#### [Description of the task]
In the listing below, find every line containing "ORCA" and copy it out.

#### [Stored rows]

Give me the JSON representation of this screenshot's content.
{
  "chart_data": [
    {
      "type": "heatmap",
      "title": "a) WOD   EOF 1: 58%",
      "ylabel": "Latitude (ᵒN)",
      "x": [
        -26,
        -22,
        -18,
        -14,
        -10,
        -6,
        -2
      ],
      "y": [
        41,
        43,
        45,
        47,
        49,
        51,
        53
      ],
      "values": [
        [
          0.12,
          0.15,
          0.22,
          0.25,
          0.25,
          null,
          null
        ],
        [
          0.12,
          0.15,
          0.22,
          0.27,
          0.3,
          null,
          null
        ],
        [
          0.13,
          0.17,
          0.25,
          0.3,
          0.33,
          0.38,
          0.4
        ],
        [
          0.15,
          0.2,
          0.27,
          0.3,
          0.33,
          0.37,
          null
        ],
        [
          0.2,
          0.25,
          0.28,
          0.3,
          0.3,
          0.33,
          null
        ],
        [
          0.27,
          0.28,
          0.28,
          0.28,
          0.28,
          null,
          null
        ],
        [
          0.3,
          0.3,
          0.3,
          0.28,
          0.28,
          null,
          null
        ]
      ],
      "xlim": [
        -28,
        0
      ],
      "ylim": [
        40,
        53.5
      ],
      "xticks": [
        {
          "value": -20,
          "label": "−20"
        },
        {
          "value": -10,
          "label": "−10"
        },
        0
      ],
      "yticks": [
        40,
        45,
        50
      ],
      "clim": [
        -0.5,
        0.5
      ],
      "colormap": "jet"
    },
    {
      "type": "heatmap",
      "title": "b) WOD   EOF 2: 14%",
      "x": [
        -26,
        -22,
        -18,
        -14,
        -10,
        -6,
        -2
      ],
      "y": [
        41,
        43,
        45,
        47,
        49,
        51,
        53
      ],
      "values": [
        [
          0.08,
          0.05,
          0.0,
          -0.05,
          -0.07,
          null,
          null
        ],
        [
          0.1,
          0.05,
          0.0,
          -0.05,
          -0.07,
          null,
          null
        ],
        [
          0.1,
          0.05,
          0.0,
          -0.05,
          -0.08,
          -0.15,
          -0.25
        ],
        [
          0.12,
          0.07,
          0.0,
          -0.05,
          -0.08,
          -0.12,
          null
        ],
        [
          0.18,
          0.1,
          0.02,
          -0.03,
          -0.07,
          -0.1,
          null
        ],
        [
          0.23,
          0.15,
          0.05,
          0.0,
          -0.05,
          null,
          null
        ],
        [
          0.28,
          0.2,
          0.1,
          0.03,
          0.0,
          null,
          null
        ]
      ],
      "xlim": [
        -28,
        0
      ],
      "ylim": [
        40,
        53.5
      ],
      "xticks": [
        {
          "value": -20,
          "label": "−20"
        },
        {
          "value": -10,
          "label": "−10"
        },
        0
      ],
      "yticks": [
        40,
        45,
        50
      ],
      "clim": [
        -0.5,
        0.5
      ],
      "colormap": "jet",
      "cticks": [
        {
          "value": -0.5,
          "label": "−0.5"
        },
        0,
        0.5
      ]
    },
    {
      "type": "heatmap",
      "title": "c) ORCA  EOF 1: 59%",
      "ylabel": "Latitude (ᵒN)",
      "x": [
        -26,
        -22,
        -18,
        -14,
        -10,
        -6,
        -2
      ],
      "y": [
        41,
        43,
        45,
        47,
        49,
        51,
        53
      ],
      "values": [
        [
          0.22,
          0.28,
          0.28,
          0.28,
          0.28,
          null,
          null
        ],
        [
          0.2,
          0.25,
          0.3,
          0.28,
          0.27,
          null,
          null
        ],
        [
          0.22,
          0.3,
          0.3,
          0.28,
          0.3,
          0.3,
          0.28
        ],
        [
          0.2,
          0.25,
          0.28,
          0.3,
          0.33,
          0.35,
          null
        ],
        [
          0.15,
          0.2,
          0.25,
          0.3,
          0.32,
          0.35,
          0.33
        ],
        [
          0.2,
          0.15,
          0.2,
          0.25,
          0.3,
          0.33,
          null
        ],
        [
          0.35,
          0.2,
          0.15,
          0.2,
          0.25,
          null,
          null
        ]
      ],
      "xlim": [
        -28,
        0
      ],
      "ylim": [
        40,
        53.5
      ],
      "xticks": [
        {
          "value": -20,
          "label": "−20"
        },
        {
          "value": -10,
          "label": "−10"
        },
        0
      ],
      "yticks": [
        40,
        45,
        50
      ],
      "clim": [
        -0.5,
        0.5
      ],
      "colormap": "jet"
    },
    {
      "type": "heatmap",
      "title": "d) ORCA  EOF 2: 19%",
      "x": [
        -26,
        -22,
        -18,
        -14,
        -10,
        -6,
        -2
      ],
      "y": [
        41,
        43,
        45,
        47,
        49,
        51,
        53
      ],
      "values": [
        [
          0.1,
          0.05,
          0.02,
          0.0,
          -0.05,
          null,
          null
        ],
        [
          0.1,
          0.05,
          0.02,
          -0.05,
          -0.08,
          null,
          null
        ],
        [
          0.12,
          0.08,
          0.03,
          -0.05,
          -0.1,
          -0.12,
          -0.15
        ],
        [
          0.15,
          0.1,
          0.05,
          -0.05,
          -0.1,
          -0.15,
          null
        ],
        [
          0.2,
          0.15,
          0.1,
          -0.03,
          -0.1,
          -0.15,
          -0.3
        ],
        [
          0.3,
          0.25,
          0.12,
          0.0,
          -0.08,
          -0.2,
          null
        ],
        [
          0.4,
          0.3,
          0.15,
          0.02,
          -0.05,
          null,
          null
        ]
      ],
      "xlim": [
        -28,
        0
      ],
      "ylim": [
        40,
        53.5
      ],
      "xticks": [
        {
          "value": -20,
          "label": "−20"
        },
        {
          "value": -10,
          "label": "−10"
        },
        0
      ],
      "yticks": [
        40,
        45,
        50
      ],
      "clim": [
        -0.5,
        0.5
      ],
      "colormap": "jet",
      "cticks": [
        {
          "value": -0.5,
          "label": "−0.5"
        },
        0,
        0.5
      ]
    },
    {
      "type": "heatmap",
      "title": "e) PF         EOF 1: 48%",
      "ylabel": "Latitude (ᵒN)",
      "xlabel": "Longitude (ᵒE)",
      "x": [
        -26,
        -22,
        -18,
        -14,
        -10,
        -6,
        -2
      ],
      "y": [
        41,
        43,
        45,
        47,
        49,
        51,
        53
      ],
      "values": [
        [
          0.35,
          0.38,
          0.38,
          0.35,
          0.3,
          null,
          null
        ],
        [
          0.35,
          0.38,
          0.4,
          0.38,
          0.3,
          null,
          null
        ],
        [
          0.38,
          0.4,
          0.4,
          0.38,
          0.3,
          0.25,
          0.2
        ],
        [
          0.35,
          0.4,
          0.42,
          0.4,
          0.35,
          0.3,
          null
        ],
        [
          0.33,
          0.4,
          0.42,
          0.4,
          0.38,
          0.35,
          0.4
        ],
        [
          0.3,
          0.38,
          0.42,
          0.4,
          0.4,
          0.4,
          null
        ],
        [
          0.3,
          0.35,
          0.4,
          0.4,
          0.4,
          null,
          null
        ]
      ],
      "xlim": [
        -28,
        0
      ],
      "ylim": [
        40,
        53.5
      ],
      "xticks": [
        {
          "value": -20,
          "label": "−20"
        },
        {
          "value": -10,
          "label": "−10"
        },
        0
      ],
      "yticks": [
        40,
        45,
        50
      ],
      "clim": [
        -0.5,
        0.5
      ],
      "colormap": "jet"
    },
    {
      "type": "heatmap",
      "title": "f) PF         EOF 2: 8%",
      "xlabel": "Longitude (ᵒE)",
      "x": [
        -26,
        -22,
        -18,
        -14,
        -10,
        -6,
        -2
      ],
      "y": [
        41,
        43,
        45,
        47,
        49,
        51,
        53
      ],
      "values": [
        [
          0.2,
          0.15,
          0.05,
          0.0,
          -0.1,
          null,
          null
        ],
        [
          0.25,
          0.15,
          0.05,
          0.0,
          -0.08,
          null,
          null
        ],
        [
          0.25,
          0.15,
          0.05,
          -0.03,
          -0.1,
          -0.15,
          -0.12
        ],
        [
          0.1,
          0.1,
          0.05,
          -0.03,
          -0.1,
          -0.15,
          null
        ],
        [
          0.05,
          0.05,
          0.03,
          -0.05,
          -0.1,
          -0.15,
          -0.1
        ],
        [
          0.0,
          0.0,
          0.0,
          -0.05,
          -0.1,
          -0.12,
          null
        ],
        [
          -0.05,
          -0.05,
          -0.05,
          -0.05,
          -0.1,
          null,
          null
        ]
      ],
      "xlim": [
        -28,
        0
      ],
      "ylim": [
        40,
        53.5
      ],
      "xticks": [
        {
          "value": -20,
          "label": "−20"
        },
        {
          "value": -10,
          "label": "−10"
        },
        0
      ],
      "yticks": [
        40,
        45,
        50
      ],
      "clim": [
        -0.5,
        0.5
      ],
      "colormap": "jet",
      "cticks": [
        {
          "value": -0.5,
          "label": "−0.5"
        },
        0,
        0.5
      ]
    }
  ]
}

#### [Exercise answer]
      "title": "c) ORCA  EOF 1: 59%",
      "title": "d) ORCA  EOF 2: 19%",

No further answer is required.